**PROBLEM TO WORK ON**
Copy each line that contains the word "Fuente".

* Begin LISTED RECORDS *

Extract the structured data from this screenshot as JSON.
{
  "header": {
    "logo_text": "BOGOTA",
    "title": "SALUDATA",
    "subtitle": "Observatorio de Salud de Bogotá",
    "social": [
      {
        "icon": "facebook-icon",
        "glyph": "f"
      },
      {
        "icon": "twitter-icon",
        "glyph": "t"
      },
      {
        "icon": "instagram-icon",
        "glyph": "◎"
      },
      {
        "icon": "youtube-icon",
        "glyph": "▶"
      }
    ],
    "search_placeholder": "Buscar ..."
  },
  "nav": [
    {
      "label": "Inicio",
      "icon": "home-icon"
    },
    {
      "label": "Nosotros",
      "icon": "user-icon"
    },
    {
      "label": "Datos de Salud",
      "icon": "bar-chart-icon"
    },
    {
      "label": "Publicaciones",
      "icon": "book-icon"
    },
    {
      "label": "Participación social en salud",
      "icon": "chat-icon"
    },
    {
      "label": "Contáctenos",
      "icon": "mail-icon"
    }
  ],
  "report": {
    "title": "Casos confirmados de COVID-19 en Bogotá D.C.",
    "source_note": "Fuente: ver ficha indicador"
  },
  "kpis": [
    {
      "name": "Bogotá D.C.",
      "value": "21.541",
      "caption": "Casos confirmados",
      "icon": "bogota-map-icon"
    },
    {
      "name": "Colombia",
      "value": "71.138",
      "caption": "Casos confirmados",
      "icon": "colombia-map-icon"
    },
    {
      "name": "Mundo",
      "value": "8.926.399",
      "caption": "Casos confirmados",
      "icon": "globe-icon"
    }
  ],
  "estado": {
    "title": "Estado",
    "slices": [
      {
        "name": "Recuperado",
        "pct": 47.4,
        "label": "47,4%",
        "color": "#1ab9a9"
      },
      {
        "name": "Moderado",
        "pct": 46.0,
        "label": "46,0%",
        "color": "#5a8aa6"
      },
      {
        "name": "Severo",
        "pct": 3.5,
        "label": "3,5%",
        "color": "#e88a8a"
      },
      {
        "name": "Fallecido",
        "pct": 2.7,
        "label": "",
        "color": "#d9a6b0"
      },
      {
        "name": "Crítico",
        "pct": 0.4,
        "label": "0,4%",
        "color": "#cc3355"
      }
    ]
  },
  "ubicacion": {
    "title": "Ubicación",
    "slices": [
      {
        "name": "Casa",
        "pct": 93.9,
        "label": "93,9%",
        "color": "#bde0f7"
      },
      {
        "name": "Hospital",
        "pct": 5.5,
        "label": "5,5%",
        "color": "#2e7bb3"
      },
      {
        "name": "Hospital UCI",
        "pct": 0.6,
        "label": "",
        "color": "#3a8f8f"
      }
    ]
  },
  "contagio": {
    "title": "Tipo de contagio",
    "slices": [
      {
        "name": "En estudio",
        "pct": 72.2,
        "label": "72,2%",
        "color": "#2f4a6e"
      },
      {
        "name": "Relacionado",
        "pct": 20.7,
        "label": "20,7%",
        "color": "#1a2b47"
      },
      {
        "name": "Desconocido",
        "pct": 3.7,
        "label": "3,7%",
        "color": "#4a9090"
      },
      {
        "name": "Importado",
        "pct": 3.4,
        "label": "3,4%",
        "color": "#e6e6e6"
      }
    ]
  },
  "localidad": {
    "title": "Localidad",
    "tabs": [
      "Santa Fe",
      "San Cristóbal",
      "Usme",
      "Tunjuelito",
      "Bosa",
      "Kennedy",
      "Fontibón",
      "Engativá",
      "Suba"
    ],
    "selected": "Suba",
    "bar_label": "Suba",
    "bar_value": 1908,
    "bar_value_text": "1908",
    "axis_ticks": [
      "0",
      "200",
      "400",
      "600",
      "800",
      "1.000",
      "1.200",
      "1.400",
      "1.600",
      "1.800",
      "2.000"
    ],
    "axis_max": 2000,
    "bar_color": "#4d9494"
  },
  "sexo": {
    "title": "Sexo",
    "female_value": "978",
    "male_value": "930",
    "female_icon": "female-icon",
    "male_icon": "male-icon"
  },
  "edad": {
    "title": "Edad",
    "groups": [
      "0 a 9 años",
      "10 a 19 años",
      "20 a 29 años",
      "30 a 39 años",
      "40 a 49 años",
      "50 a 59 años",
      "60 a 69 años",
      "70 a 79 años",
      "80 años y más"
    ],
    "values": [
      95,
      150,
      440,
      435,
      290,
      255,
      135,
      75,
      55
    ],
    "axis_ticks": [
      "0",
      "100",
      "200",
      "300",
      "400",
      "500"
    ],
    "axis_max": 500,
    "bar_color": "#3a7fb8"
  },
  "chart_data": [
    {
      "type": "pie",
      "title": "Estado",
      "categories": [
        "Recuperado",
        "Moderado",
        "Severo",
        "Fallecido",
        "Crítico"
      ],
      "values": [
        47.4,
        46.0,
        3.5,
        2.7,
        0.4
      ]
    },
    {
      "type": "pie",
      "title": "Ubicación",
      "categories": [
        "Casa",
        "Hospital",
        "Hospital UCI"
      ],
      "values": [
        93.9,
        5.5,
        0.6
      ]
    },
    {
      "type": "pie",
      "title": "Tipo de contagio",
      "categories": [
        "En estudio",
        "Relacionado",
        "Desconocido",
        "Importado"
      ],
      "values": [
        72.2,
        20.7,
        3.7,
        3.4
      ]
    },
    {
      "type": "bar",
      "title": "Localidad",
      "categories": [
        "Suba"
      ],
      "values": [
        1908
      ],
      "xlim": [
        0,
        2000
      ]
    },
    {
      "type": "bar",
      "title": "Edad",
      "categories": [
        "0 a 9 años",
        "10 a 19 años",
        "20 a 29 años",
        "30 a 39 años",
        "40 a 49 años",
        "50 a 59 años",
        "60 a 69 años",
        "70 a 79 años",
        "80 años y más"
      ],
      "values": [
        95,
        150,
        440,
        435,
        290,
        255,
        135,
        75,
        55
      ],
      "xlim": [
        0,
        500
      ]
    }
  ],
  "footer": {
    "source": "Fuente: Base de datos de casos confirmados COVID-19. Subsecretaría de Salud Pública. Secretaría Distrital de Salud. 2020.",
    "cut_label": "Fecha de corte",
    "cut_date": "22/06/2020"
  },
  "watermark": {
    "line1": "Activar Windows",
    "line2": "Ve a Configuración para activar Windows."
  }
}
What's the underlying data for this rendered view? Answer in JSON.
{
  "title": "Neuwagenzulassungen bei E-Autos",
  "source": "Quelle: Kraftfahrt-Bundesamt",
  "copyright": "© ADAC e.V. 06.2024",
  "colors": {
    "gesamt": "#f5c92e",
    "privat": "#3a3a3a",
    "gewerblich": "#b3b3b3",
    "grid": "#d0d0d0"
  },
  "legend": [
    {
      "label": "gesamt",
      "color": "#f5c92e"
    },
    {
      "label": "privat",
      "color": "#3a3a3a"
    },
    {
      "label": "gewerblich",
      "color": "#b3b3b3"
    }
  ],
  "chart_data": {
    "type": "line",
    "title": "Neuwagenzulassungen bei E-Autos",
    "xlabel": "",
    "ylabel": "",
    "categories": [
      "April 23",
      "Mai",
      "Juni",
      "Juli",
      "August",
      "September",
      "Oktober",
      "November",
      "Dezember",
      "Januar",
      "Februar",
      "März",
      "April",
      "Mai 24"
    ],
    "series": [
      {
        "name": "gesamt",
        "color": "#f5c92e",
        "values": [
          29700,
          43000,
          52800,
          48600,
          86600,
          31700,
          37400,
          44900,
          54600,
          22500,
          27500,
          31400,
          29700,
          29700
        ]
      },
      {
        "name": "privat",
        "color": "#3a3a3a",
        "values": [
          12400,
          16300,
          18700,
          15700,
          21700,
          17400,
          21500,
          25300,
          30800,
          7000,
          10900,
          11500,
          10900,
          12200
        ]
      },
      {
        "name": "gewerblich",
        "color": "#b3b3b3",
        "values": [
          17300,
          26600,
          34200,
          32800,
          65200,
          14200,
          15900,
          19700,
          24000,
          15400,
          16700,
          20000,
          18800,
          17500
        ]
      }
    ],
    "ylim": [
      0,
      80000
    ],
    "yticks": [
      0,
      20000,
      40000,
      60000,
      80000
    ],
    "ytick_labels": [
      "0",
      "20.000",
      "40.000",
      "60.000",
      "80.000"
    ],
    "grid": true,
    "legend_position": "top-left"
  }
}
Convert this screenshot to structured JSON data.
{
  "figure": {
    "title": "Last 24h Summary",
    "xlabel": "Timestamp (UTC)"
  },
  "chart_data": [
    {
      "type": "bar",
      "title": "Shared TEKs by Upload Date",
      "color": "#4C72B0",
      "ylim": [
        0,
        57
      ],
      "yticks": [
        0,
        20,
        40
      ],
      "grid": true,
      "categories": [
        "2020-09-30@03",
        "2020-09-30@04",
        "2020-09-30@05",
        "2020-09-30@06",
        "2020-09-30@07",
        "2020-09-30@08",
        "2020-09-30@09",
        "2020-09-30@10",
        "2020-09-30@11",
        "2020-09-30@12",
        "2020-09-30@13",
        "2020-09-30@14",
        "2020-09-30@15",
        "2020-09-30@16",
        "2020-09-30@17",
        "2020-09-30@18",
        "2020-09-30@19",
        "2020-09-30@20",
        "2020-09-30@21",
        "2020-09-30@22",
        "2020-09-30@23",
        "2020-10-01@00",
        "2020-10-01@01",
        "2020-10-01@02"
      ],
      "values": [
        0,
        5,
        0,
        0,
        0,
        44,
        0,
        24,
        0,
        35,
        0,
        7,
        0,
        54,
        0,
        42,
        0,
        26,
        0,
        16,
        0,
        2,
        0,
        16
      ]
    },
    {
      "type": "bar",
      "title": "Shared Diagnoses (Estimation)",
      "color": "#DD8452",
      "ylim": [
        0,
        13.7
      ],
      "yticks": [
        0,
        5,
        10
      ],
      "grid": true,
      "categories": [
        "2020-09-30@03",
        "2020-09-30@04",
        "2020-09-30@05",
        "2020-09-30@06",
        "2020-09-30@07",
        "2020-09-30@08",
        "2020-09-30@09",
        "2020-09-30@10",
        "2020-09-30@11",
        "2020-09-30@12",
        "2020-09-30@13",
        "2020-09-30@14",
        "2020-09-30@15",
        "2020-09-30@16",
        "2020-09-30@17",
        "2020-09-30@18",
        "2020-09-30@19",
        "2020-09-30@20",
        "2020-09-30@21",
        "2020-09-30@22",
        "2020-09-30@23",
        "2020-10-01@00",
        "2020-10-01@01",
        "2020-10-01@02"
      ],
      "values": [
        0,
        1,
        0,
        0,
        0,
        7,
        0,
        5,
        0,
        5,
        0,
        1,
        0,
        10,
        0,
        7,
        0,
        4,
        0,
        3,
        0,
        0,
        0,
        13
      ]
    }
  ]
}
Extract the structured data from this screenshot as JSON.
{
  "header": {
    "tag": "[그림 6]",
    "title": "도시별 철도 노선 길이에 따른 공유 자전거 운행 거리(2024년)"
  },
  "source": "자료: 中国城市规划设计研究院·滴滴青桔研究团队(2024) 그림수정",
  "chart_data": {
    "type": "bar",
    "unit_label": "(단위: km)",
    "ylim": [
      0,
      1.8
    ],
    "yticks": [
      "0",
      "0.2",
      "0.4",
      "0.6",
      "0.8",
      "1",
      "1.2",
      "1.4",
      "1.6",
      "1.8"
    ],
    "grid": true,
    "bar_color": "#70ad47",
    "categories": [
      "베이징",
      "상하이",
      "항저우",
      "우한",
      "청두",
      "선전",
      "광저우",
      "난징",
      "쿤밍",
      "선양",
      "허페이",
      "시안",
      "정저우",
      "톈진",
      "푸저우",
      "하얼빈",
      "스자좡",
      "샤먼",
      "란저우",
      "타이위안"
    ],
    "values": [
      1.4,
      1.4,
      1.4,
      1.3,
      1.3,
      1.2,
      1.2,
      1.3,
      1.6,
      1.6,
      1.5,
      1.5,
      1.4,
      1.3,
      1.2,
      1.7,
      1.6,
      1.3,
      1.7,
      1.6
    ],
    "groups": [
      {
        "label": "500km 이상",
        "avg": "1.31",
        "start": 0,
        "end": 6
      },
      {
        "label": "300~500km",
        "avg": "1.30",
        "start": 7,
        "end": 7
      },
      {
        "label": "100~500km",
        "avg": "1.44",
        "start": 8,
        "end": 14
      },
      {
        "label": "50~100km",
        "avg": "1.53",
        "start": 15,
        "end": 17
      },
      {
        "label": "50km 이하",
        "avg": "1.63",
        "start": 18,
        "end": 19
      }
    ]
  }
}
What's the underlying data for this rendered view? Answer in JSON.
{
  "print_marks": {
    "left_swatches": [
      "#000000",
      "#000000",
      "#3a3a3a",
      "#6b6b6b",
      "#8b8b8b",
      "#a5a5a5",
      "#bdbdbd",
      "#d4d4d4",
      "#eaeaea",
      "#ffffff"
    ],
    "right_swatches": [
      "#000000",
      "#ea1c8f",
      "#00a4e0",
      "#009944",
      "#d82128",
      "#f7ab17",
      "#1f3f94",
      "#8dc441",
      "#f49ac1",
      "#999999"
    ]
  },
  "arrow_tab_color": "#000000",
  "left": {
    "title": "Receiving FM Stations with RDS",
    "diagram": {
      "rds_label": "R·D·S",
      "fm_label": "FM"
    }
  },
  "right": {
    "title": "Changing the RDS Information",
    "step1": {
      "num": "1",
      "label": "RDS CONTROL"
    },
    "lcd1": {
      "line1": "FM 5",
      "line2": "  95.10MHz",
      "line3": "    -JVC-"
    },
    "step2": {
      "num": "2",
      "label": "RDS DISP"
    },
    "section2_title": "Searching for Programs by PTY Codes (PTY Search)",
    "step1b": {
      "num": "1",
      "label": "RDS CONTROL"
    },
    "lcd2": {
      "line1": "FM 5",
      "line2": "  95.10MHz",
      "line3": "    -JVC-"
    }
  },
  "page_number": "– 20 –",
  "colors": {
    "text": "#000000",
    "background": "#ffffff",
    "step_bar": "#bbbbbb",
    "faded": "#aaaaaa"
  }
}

* End LISTED RECORDS *

**COMPLETE ANSWER**
    "source_note": "Fuente: ver ficha indicador"
    "source": "Fuente: Base de datos de casos confirmados COVID-19. Subsecretaría de Salud Pública. Secretaría Distrital de Salud. 2020.",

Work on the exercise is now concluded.